• _Directive_: Leave out every picture, then transcribe the rest of the listing exactly.

** Start **

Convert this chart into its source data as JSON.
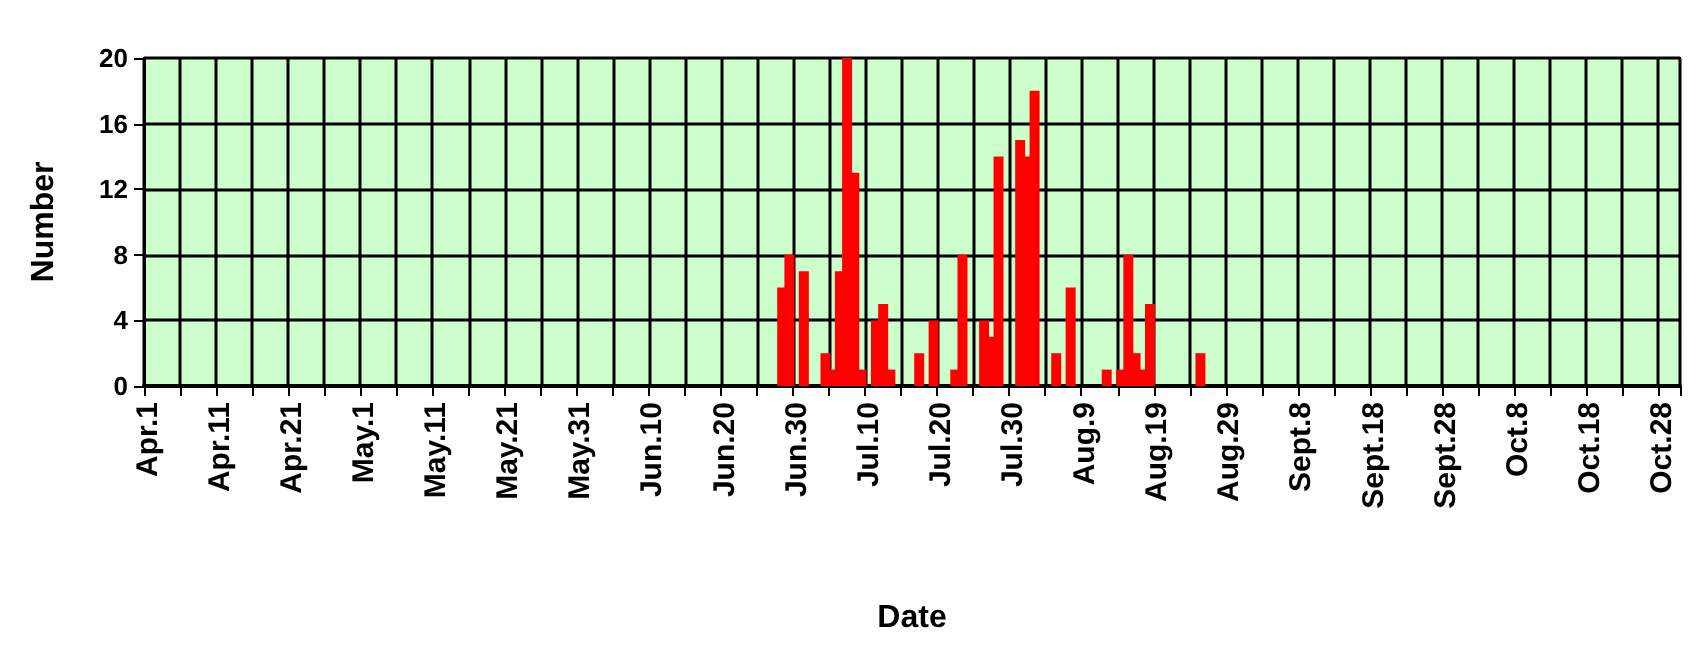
{
  "chart_data": {
    "type": "bar",
    "xlabel": "Date",
    "ylabel": "Number",
    "categories": [
      "Apr.1",
      null,
      null,
      null,
      null,
      null,
      null,
      null,
      null,
      null,
      "Apr.11",
      null,
      null,
      null,
      null,
      null,
      null,
      null,
      null,
      null,
      "Apr.21",
      null,
      null,
      null,
      null,
      null,
      null,
      null,
      null,
      null,
      "May.1",
      null,
      null,
      null,
      null,
      null,
      null,
      null,
      null,
      null,
      "May.11",
      null,
      null,
      null,
      null,
      null,
      null,
      null,
      null,
      null,
      "May.21",
      null,
      null,
      null,
      null,
      null,
      null,
      null,
      null,
      null,
      "May.31",
      null,
      null,
      null,
      null,
      null,
      null,
      null,
      null,
      null,
      "Jun.10",
      null,
      null,
      null,
      null,
      null,
      null,
      null,
      null,
      null,
      "Jun.20",
      null,
      null,
      null,
      null,
      null,
      null,
      null,
      null,
      null,
      "Jun.30",
      null,
      null,
      null,
      null,
      null,
      null,
      null,
      null,
      null,
      "Jul.10",
      null,
      null,
      null,
      null,
      null,
      null,
      null,
      null,
      null,
      "Jul.20",
      null,
      null,
      null,
      null,
      null,
      null,
      null,
      null,
      null,
      "Jul.30",
      null,
      null,
      null,
      null,
      null,
      null,
      null,
      null,
      null,
      "Aug.9",
      null,
      null,
      null,
      null,
      null,
      null,
      null,
      null,
      null,
      "Aug.19",
      null,
      null,
      null,
      null,
      null,
      null,
      null,
      null,
      null,
      "Aug.29",
      null,
      null,
      null,
      null,
      null,
      null,
      null,
      null,
      null,
      "Sept.8",
      null,
      null,
      null,
      null,
      null,
      null,
      null,
      null,
      null,
      "Sept.18",
      null,
      null,
      null,
      null,
      null,
      null,
      null,
      null,
      null,
      "Sept.28",
      null,
      null,
      null,
      null,
      null,
      null,
      null,
      null,
      null,
      "Oct.8",
      null,
      null,
      null,
      null,
      null,
      null,
      null,
      null,
      null,
      "Oct.18",
      null,
      null,
      null,
      null,
      null,
      null,
      null,
      null,
      null,
      "Oct.28",
      null,
      null
    ],
    "values": [
      null,
      null,
      null,
      null,
      null,
      null,
      null,
      null,
      null,
      null,
      null,
      null,
      null,
      null,
      null,
      null,
      null,
      null,
      null,
      null,
      null,
      null,
      null,
      null,
      null,
      null,
      null,
      null,
      null,
      null,
      null,
      null,
      null,
      null,
      null,
      null,
      null,
      null,
      null,
      null,
      null,
      null,
      null,
      null,
      null,
      null,
      null,
      null,
      null,
      null,
      null,
      null,
      null,
      null,
      null,
      null,
      null,
      null,
      null,
      null,
      null,
      null,
      null,
      null,
      null,
      null,
      null,
      null,
      null,
      null,
      null,
      null,
      null,
      null,
      null,
      null,
      null,
      null,
      null,
      null,
      null,
      null,
      null,
      null,
      null,
      null,
      null,
      null,
      6,
      8,
      null,
      7,
      null,
      null,
      2,
      1,
      7,
      20,
      13,
      1,
      null,
      4,
      5,
      1,
      null,
      null,
      null,
      2,
      null,
      4,
      null,
      null,
      1,
      8,
      null,
      null,
      4,
      3,
      14,
      null,
      null,
      15,
      14,
      18,
      null,
      null,
      2,
      null,
      6,
      null,
      null,
      null,
      null,
      1,
      null,
      1,
      8,
      2,
      1,
      5,
      null,
      null,
      null,
      null,
      null,
      null,
      2,
      null,
      null,
      null,
      null,
      null,
      null,
      null,
      null,
      null,
      null,
      null,
      null,
      null,
      null,
      null,
      null,
      null,
      null,
      null,
      null,
      null,
      null,
      null,
      null,
      null,
      null,
      null,
      null,
      null,
      null,
      null,
      null,
      null,
      null,
      null,
      null,
      null,
      null,
      null,
      null,
      null,
      null,
      null,
      null,
      null,
      null,
      null,
      null,
      null,
      null,
      null,
      null,
      null,
      null,
      null,
      null,
      null,
      null,
      null,
      null,
      null,
      null,
      null,
      null,
      null,
      null
    ],
    "color": "#ff0000",
    "ylim": [
      0,
      20
    ],
    "yticks": [
      0,
      4,
      8,
      12,
      16,
      20
    ],
    "grid": true
  }
}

** End **

• _Written answer_:
Convert this chart into its source data as JSON.
{
  "chart_data": {
    "type": "bar",
    "xlabel": "Date",
    "ylabel": "Number",
    "categories": [
      "Apr.1",
      null,
      null,
      null,
      null,
      null,
      null,
      null,
      null,
      null,
      "Apr.11",
      null,
      null,
      null,
      null,
      null,
      null,
      null,
      null,
      null,
      "Apr.21",
      null,
      null,
      null,
      null,
      null,
      null,
      null,
      null,
      null,
      "May.1",
      null,
      null,
      null,
      null,
      null,
      null,
      null,
      null,
      null,
      "May.11",
      null,
      null,
      null,
      null,
      null,
      null,
      null,
      null,
      null,
      "May.21",
      null,
      null,
      null,
      null,
      null,
      null,
      null,
      null,
      null,
      "May.31",
      null,
      null,
      null,
      null,
      null,
      null,
      null,
      null,
      null,
      "Jun.10",
      null,
      null,
      null,
      null,
      null,
      null,
      null,
      null,
      null,
      "Jun.20",
      null,
      null,
      null,
      null,
      null,
      null,
      null,
      null,
      null,
      "Jun.30",
      null,
      null,
      null,
      null,
      null,
      null,
      null,
      null,
      null,
      "Jul.10",
      null,
      null,
      null,
      null,
      null,
      null,
      null,
      null,
      null,
      "Jul.20",
      null,
      null,
      null,
      null,
      null,
      null,
      null,
      null,
      null,
      "Jul.30",
      null,
      null,
      null,
      null,
      null,
      null,
      null,
      null,
      null,
      "Aug.9",
      null,
      null,
      null,
      null,
      null,
      null,
      null,
      null,
      null,
      "Aug.19",
      null,
      null,
      null,
      null,
      null,
      null,
      null,
      null,
      null,
      "Aug.29",
      null,
      null,
      null,
      null,
      null,
      null,
      null,
      null,
      null,
      "Sept.8",
      null,
      null,
      null,
      null,
      null,
      null,
      null,
      null,
      null,
      "Sept.18",
      null,
      null,
      null,
      null,
      null,
      null,
      null,
      null,
      null,
      "Sept.28",
      null,
      null,
      null,
      null,
      null,
      null,
      null,
      null,
      null,
      "Oct.8",
      null,
      null,
      null,
      null,
      null,
      null,
      null,
      null,
      null,
      "Oct.18",
      null,
      null,
      null,
      null,
      null,
      null,
      null,
      null,
      null,
      "Oct.28",
      null,
      null
    ],
    "values": [
      null,
      null,
      null,
      null,
      null,
      null,
      null,
      null,
      null,
      null,
      null,
      null,
      null,
      null,
      null,
      null,
      null,
      null,
      null,
      null,
      null,
      null,
      null,
      null,
      null,
      null,
      null,
      null,
      null,
      null,
      null,
      null,
      null,
      null,
      null,
      null,
      null,
      null,
      null,
      null,
      null,
      null,
      null,
      null,
      null,
      null,
      null,
      null,
      null,
      null,
      null,
      null,
      null,
      null,
      null,
      null,
      null,
      null,
      null,
      null,
      null,
      null,
      null,
      null,
      null,
      null,
      null,
      null,
      null,
      null,
      null,
      null,
      null,
      null,
      null,
      null,
      null,
      null,
      null,
      null,
      null,
      null,
      null,
      null,
      null,
      null,
      null,
      null,
      6,
      8,
      null,
      7,
      null,
      null,
      2,
      1,
      7,
      20,
      13,
      1,
      null,
      4,
      5,
      1,
      null,
      null,
      null,
      2,
      null,
      4,
      null,
      null,
      1,
      8,
      null,
      null,
      4,
      3,
      14,
      null,
      null,
      15,
      14,
      18,
      null,
      null,
      2,
      null,
      6,
      null,
      null,
      null,
      null,
      1,
      null,
      1,
      8,
      2,
      1,
      5,
      null,
      null,
      null,
      null,
      null,
      null,
      2,
      null,
      null,
      null,
      null,
      null,
      null,
      null,
      null,
      null,
      null,
      null,
      null,
      null,
      null,
      null,
      null,
      null,
      null,
      null,
      null,
      null,
      null,
      null,
      null,
      null,
      null,
      null,
      null,
      null,
      null,
      null,
      null,
      null,
      null,
      null,
      null,
      null,
      null,
      null,
      null,
      null,
      null,
      null,
      null,
      null,
      null,
      null,
      null,
      null,
      null,
      null,
      null,
      null,
      null,
      null,
      null,
      null,
      null,
      null,
      null,
      null,
      null,
      null,
      null,
      null,
      null
    ],
    "color": "#ff0000",
    "ylim": [
      0,
      20
    ],
    "yticks": [
      0,
      4,
      8,
      12,
      16,
      20
    ],
    "grid": true
  }
}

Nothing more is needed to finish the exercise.